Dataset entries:
* * *

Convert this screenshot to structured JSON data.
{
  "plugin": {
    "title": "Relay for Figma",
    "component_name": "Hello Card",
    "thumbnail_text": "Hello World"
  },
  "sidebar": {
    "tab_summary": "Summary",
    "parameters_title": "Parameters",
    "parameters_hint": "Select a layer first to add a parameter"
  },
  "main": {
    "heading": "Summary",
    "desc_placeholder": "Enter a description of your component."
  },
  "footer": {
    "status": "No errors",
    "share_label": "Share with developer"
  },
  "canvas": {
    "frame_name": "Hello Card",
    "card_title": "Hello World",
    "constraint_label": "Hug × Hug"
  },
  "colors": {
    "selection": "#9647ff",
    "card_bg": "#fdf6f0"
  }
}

* * *

Work to complete
Write the whole listing out again. Keep every line exactly as it is.

Solution for this problem
Convert this screenshot to structured JSON data.
{
  "plugin": {
    "title": "Relay for Figma",
    "component_name": "Hello Card",
    "thumbnail_text": "Hello World"
  },
  "sidebar": {
    "tab_summary": "Summary",
    "parameters_title": "Parameters",
    "parameters_hint": "Select a layer first to add a parameter"
  },
  "main": {
    "heading": "Summary",
    "desc_placeholder": "Enter a description of your component."
  },
  "footer": {
    "status": "No errors",
    "share_label": "Share with developer"
  },
  "canvas": {
    "frame_name": "Hello Card",
    "card_title": "Hello World",
    "constraint_label": "Hug × Hug"
  },
  "colors": {
    "selection": "#9647ff",
    "card_bg": "#fdf6f0"
  }
}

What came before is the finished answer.